Liquid chromatography-mass spectrometry based targeted metabolomics was performed according to the protocol described previously (Wang et al., 2014). All chemicals used for LC-MS metabolomics analysis were obtained from Sigma–Aldrich (Taufkirchen, Germany). For metabolomic analysis, the wild type and the mutant cells were collected at 48 and 72 h, respectively, and each sample was prepared with three biological replicates. Due to the large amount of cultivation needed to finish the comparative experiments of 32 TRs, the samples had to be cultivated, prepared, and analyzed in five batches. A separate cultivation and analysis of the wild type as control was conducted for every batch to minimize possible batch difference. Briefly, the cells were collected by centrifugation at 7500 × g for 8 min at 4°C (Eppendorf 5430R, Hamburg, Germany), quenched, and extracted rapidly with 900 μL of 80:20 MeOH/H2O (-80°C) and then frozen in liquid nitrogen. The samples were then frozen-thawed three times to release metabolites from the cells. The supernatant was collected after centrifugation at 15,000 × g for 5 min at -4°C and then stored at -80°C. The remaining cell pellets were re-suspended in 500 μL of 80:20 MeOH/H2O (-80°C), and then the above extraction process was repeated. The supernatant from the second extraction was pooled with that from the first extraction and stored at -80°C until the LC-MS analysis was conducted. LC-MS analysis was conducted on an Agilent 1260 series binary HPLC system (Agilent Technologies, Waldbronn, Germany) using a Synergi Hydro-RP (C18) 150 mm × 2.0 mm ID, 4-μm 80-Å particle column (Phenomenex, Torrance, CA, USA), coupled to an Agilent 6410 triple quadrupole mass analyzer equipped with an electrospray ionization (ESI) source. Data was acquired using Agilent Mass Hunter workstation LC/QQQ acquisition software (version B.04.01), and chromatographic peaks were subsequently integrated via Agilent Qualitative Analysis software (version B.04.00). A total of 24 metabolites were selected for LC-MS-based targeted metabolite analysis in this study. All data of metabolomic profiling was first normalized by the internal control and the cell numbers of the samples.

The 24 targeted metabolites include acetyl coenzyme A (AcCOA), adenosine 5′-diphosphate (ADP), adenosine-5′-diphosphoglucose (ADP-GCS), α-ketoglutaric acid (AKG), adenosine 5′-monophosphate (AMP), adenosine 5′-triphosphate (ATP), coenzyme A hydrate (CoA), dihydroxyacetone phosphate (DHAP), D-fructose 1,6-bisphosphate (FBP), D-fructose 6-phosphate (F6P), sodium fumarate dibasic (FUM), DL-glyceraldehyde 3-phosphate (GAP), D-glucose 6-phosphate (G6P), L-glutamic acid (GLU), α-nicotinamide adenine dinucleotide (NAD), reduced α-nicotinamide adenine dinucleotide (NADH), nicotinamide adenine dinucleotide phosphate (NADP), reduced nicotinamide adenine dinucleotide phosphate (NADPH), uridine 5′-diphosphoglucose (UDP-GCS), oxaloacetic acid (OXA), phosphor (enol)pyruvic acid (PEP), D-(-)-3-phosphoglyceric acid (3PG), D-ribose 5-phosphate (R5P), and D-ribulose1,5-bisphosphate (UDP-GCS), uridine 5′-diphosphoglucose (RiBP).

#### To do
1. List every company that the metabolomics methods passage names as a source of chemicals, equipment or columns, with the location given for each.
2. Carry on the metabolomics methods passage from where it stops.

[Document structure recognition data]

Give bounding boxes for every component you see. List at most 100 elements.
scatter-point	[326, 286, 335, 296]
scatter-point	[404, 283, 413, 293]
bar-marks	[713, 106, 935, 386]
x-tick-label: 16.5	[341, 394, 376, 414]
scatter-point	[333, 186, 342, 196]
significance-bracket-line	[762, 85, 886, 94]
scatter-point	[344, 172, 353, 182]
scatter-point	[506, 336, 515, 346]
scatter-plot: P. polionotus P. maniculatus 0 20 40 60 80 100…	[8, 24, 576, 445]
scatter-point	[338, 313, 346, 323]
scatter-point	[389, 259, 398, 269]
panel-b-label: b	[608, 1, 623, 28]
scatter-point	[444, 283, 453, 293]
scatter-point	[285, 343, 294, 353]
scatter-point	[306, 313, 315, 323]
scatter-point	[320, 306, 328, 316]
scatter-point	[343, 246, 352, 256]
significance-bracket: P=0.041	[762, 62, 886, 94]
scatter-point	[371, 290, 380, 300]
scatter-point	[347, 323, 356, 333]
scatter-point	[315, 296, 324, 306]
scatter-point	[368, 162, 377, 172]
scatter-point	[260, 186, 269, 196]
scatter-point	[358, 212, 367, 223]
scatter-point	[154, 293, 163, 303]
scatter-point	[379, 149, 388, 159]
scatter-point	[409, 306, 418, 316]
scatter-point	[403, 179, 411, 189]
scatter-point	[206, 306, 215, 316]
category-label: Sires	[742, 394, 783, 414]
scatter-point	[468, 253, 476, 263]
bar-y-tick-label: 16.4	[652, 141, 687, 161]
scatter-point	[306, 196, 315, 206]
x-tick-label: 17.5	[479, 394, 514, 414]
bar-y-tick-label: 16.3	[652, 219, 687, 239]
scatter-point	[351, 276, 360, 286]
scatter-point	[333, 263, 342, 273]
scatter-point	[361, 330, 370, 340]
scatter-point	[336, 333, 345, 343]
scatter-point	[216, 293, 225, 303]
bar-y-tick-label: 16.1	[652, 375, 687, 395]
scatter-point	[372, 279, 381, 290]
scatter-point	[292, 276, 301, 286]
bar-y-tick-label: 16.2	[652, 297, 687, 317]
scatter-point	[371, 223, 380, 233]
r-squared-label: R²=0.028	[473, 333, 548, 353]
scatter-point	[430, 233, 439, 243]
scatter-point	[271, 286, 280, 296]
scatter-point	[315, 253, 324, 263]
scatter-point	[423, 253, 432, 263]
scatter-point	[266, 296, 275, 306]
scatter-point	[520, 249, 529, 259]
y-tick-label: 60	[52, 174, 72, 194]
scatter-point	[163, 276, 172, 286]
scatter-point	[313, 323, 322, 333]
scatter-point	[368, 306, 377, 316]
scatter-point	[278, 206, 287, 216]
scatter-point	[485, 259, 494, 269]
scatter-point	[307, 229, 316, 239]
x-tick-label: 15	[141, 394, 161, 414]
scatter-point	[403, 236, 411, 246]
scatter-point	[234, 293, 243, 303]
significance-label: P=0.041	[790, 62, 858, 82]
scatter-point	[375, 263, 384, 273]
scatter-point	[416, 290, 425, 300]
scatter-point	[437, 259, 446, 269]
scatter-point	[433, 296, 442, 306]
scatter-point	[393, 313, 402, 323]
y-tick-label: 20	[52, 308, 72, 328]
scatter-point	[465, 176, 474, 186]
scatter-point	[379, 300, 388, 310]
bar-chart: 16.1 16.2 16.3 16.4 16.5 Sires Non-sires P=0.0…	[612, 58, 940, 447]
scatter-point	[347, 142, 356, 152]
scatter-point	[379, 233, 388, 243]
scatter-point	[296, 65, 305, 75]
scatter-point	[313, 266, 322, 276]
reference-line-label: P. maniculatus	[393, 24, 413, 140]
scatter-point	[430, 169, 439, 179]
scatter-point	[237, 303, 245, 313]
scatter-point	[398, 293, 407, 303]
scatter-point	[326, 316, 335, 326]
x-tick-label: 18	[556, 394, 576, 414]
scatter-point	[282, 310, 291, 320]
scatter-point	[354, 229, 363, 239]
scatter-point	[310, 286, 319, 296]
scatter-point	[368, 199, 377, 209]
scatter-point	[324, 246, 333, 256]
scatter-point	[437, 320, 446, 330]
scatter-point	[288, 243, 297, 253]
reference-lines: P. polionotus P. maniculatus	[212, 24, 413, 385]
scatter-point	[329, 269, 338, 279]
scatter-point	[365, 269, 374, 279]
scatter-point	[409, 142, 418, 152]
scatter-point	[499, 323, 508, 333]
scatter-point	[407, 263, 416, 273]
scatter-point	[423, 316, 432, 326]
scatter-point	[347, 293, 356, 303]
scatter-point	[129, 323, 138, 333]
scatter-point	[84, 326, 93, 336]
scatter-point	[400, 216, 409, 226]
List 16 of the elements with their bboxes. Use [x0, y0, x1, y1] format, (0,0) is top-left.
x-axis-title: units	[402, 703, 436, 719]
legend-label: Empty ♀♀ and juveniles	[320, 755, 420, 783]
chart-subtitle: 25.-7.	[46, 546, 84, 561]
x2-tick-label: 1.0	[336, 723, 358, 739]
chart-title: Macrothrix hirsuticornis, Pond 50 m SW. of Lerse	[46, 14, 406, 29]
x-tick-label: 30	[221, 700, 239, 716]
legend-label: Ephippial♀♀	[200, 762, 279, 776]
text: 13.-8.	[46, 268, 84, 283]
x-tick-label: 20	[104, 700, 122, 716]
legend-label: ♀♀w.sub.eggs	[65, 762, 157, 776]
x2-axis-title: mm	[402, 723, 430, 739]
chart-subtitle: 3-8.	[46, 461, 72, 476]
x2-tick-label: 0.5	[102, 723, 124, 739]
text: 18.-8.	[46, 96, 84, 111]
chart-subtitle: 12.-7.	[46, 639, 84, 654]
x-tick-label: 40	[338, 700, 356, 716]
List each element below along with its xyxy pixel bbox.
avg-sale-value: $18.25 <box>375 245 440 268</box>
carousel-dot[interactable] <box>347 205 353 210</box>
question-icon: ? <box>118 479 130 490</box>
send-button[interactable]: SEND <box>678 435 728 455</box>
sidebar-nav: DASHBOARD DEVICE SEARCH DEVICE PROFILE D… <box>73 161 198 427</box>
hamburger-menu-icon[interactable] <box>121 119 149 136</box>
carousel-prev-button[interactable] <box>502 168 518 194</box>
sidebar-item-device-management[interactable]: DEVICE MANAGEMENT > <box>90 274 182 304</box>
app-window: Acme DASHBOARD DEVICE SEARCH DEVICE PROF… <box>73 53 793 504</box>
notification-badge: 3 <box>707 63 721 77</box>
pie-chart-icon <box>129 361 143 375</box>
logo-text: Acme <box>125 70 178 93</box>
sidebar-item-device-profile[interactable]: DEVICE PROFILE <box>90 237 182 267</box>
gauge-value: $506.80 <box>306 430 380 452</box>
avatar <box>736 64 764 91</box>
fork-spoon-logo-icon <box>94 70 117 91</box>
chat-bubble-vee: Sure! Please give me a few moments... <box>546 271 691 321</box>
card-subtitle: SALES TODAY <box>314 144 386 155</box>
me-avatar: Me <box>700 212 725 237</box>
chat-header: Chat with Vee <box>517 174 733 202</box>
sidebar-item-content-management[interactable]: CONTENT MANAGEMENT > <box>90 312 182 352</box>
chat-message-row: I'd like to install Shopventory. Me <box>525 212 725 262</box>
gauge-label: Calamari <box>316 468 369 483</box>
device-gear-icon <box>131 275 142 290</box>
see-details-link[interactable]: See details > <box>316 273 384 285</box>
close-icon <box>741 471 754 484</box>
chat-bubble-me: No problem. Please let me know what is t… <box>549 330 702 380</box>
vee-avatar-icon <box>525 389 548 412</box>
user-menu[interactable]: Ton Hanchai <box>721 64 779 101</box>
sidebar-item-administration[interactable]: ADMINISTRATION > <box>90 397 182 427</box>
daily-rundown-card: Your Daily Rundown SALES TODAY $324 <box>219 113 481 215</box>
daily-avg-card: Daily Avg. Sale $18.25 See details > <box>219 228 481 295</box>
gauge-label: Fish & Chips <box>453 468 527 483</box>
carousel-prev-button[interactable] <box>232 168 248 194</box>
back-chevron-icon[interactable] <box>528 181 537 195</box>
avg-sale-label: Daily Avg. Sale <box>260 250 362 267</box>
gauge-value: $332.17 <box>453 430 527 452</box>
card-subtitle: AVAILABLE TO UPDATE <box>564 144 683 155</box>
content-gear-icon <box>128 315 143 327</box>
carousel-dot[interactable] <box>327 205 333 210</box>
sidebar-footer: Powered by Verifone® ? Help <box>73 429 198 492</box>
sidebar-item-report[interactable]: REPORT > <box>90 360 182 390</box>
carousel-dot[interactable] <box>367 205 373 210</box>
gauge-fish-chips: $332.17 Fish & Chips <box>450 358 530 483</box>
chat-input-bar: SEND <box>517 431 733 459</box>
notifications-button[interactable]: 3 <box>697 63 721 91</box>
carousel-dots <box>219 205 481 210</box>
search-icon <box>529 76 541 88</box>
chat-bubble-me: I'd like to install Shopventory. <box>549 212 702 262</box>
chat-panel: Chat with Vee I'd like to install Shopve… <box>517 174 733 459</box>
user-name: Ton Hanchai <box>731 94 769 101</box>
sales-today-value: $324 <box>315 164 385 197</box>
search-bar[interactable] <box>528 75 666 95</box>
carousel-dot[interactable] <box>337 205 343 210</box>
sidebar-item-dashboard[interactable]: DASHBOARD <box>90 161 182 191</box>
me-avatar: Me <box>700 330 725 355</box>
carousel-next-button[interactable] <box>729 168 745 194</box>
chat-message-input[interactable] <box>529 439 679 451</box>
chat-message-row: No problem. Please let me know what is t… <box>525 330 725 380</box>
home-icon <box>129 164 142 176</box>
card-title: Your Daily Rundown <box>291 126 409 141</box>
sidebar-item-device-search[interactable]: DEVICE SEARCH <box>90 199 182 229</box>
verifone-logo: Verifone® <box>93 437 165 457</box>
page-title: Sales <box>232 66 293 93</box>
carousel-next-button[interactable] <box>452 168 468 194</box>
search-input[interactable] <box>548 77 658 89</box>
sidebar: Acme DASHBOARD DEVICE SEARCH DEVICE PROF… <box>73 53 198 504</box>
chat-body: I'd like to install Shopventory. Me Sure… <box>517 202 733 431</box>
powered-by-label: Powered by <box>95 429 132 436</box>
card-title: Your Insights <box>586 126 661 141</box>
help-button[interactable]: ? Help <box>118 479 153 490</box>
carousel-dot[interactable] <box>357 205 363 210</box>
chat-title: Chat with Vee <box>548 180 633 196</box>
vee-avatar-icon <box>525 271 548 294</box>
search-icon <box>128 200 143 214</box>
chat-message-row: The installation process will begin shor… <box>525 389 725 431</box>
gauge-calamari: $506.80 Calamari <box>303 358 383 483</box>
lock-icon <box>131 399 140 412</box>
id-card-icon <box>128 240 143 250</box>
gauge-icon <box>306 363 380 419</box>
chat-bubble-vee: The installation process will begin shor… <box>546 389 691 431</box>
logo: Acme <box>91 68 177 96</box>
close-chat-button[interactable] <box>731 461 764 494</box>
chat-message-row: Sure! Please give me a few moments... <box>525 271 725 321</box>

#### Expected outputs
1.
- Sigma–Aldrich (Taufkirchen, Germany)
- Eppendorf (Hamburg, Germany)
- Agilent Technologies (Waldbronn, Germany)
- Phenomenex (Torrance, CA, USA)

2.
Statistical Analysis

The metabolomic profiles were further normalized by comparing relative values of the mutants to the wild type, and then log2 transformed. The data were subjected to Principal Component Analysis (PCA) using software SIMCA-P 11.5 (Laiakis et al., 2010). The PCA analysis is a statistical method to find outliers in the whole set of data. Samples with p-value < 0.05 by hotelling t2 statistic were considered significantly different. For Euclidean distance calculation, we used the dist function in R software after data normalization. Only the distances larger than the upper quartile could be considered as the most affected mutants. Hierarchical clustering analysis was conducted using a R software (Deu-Pons et al., 2014).

TR Family Analysis

Protein sequences of all the 32 TR genes were downloaded from NCBI1. To define potential TR families, we used BLAST software for homology identification, only those TR with 80% aligned coverage with E-value < 1e-20 were consider as same families.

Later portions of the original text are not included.